- Exercise requirements
Every entry that follows needs to be repeated exactly.
>>
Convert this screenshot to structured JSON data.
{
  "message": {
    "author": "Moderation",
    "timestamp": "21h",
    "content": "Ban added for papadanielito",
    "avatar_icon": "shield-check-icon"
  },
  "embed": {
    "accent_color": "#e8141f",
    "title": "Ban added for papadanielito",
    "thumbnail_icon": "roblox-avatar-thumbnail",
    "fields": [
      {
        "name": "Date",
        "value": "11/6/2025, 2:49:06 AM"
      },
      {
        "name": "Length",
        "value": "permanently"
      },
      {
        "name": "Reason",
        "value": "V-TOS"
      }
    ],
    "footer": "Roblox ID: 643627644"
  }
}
<<
- Complete response
Convert this screenshot to structured JSON data.
{
  "message": {
    "author": "Moderation",
    "timestamp": "21h",
    "content": "Ban added for papadanielito",
    "avatar_icon": "shield-check-icon"
  },
  "embed": {
    "accent_color": "#e8141f",
    "title": "Ban added for papadanielito",
    "thumbnail_icon": "roblox-avatar-thumbnail",
    "fields": [
      {
        "name": "Date",
        "value": "11/6/2025, 2:49:06 AM"
      },
      {
        "name": "Length",
        "value": "permanently"
      },
      {
        "name": "Reason",
        "value": "V-TOS"
      }
    ],
    "footer": "Roblox ID: 643627644"
  }
}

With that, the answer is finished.